=== Texto fornecido ===
A mais famosa das chamadas "leis de Clarke", pepitas de sabedoria formuladas pelo escritor de ficção científica (e criador do conceito de satélite geoestacionário, assim como quem não quer a coisa) Arthur C. Clarke, afirma que qualquer tecnologia suficientemente avançada é indistinguível da magia. Este postulado parte da constatação de que as tecnologias de que dispomos hoje seriam certamente encaradas como pura bruxaria pelos nossos antepassados não muito distantes e é daquelas verdades autoevidentes que só o futuro poderá revelar até que ponto serão realmente verdadeiras. Mas entretanto tem sido usada por uma parcela dos escritores de FC para fazerem uma coisa que é frequente não me agradar por aí além: dar roupagens mais ou menos ciencioficcionais a histórias que são na sua essência histórias de fantasia.
Não é coisa estritamente literária, longe disso. Basta olharmos para a saga Star Wars para vermos esse processo em ação, o que mostra bem até que ponto é popular. Mas entre ser popular e ser boa pode haver uma distância considerável.
Vem isto a propósito, obviamente, desta noveleta de Miguel Carqueija. A uma história que é, escarrapachadamente, um enredo de fantasia, Carqueija acrescenta uma levíssima camada de verniz tecnológico para fazer soar algumas campainhas de FC. O resultado é algo bastante mais próximo da fantasia do que até o Star Wars, apesar de haver FC suficiente para o leitor poder supor que está não propriamente num mundo secundário de caráter estritamente mágico mas num planeta distante, algures, no qual os descendentes longínquos de colonos terrestres vivem vidas com odor a Idade Média europeia, salpicadas no entanto com anacrónicos artefactos de uma tecnologia avançada.
=== Dados ===
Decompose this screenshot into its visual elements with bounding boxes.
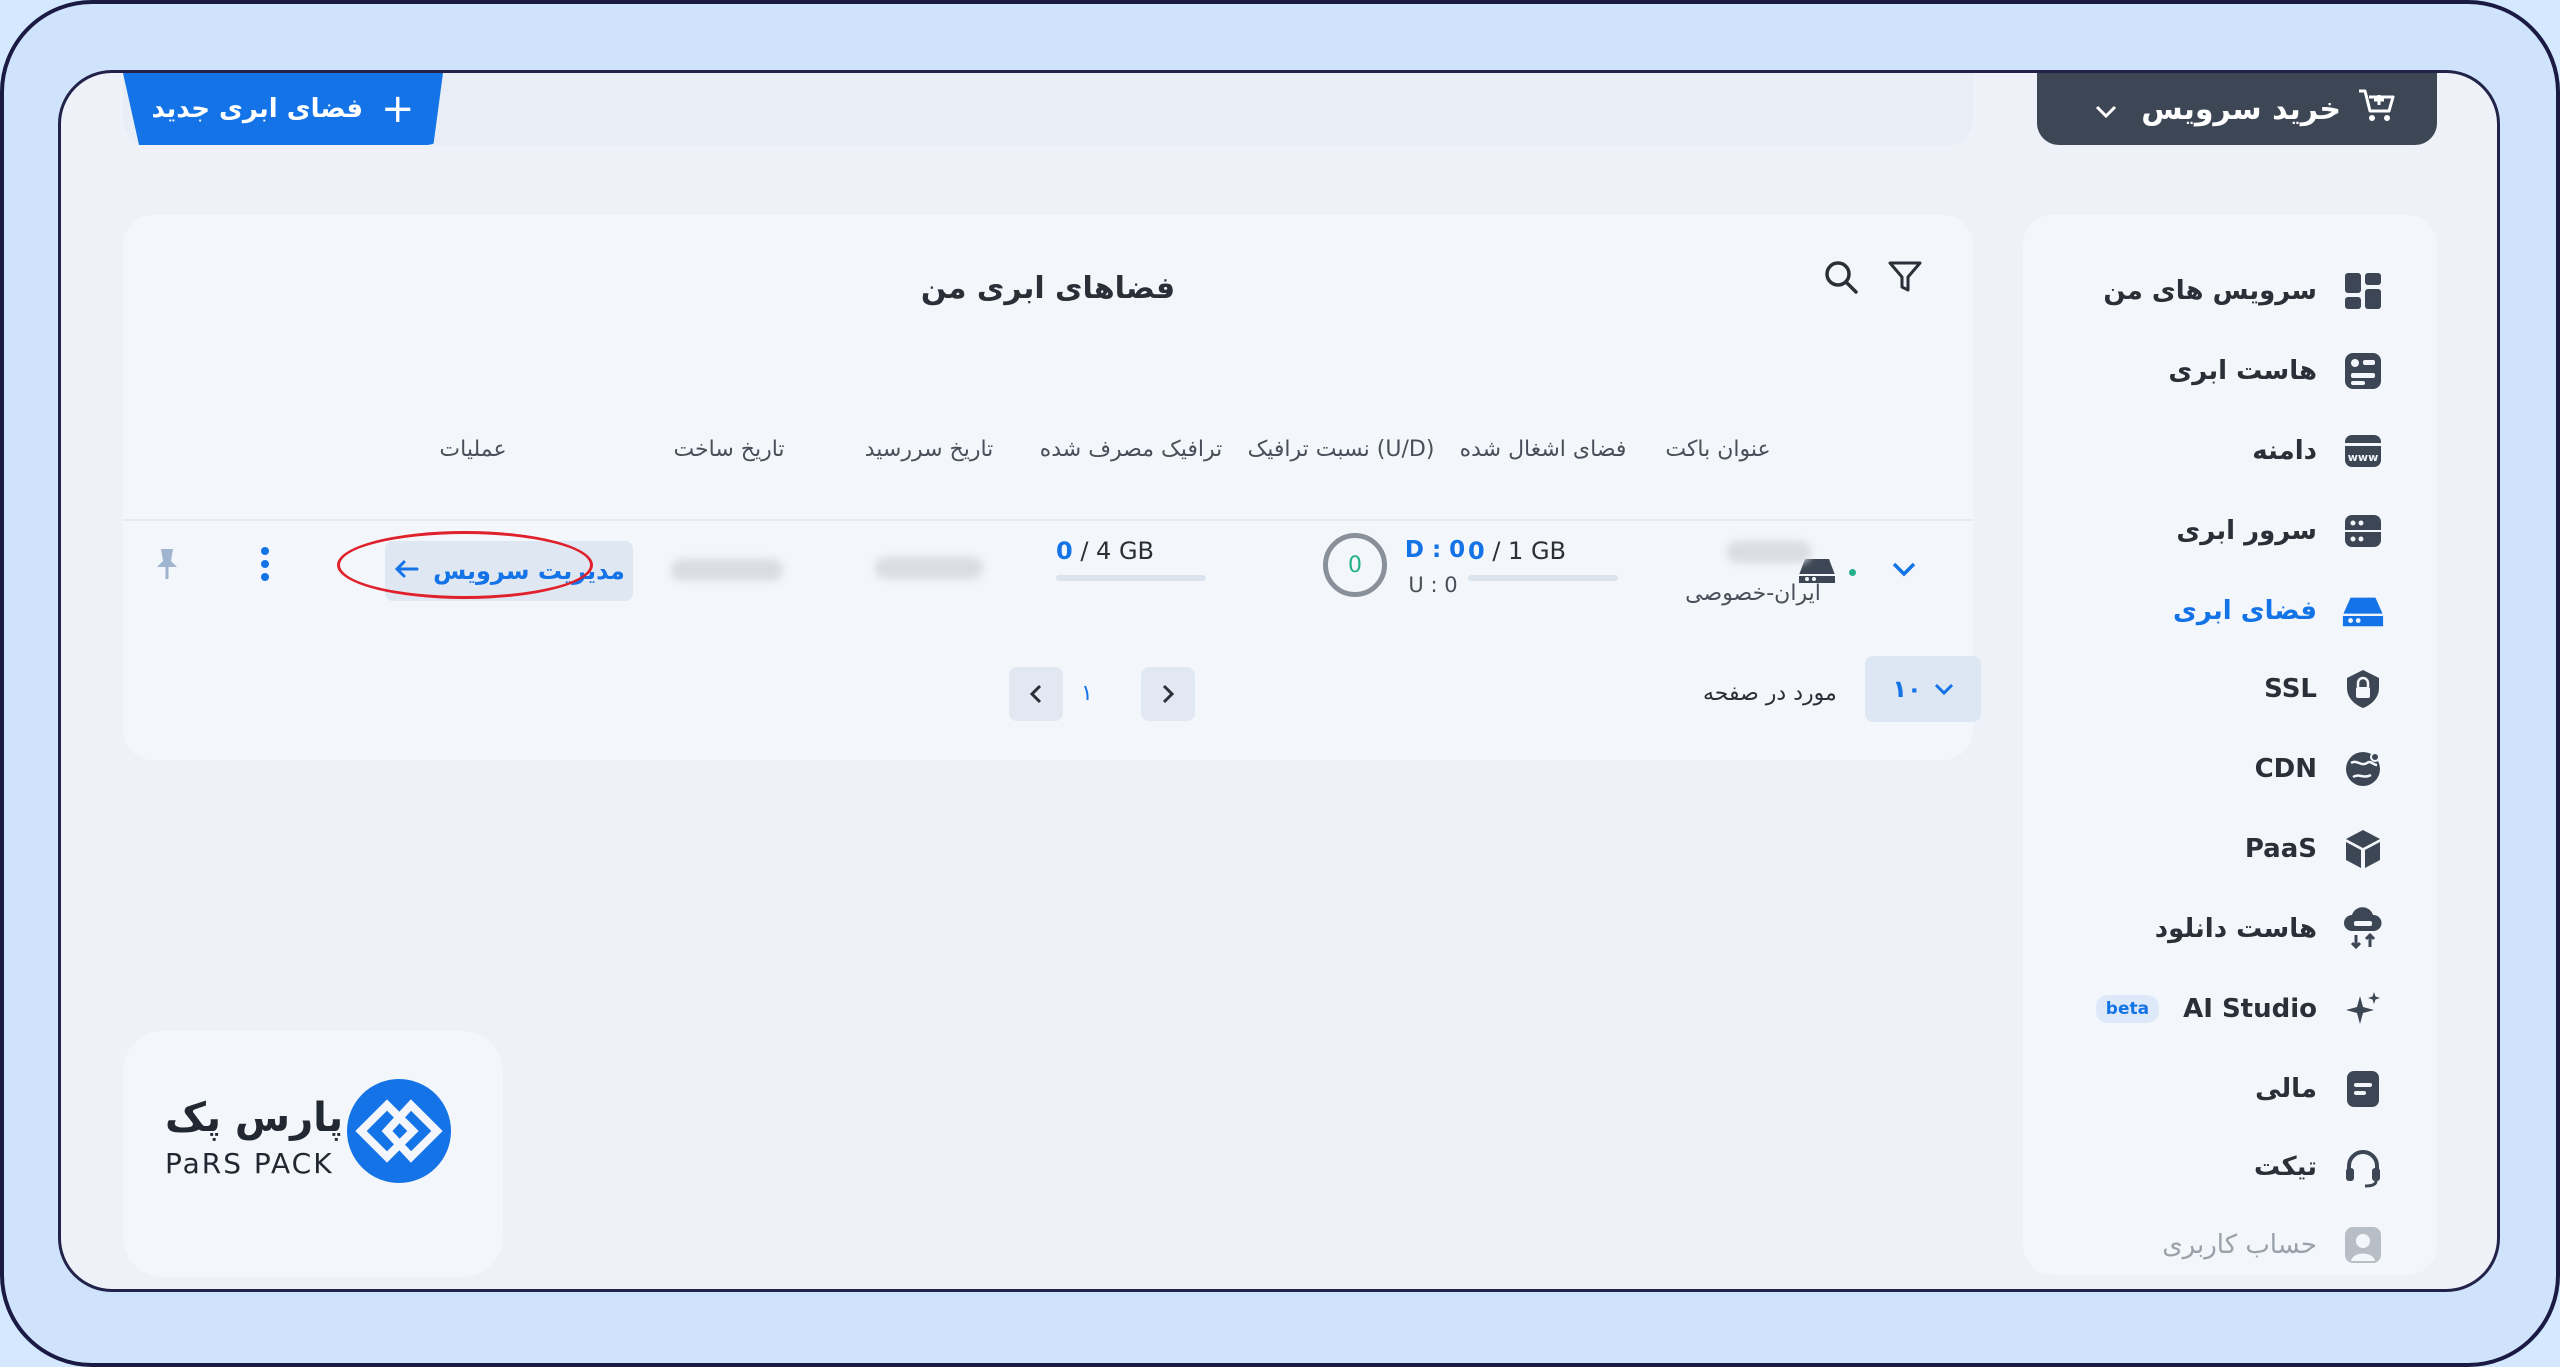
===
> **O que fazer**
Transcreva do texto fornecido, sem mudar nada, o trecho que vai de "A mais famosa" a "histórias de fantasia.". O material não tem nenhuma relação com o texto fornecido.

> **Solução**
A mais famosa das chamadas "leis de Clarke", pepitas de sabedoria formuladas pelo escritor de ficção científica (e criador do conceito de satélite geoestacionário, assim como quem não quer a coisa) Arthur C. Clarke, afirma que qualquer tecnologia suficientemente avançada é indistinguível da magia. Este postulado parte da constatação de que as tecnologias de que dispomos hoje seriam certamente encaradas como pura bruxaria pelos nossos antepassados não muito distantes e é daquelas verdades autoevidentes que só o futuro poderá revelar até que ponto serão realmente verdadeiras. Mas entretanto tem sido usada por uma parcela dos escritores de FC para fazerem uma coisa que é frequente não me agradar por aí além: dar roupagens mais ou menos ciencioficcionais a histórias que são na sua essência histórias de fantasia.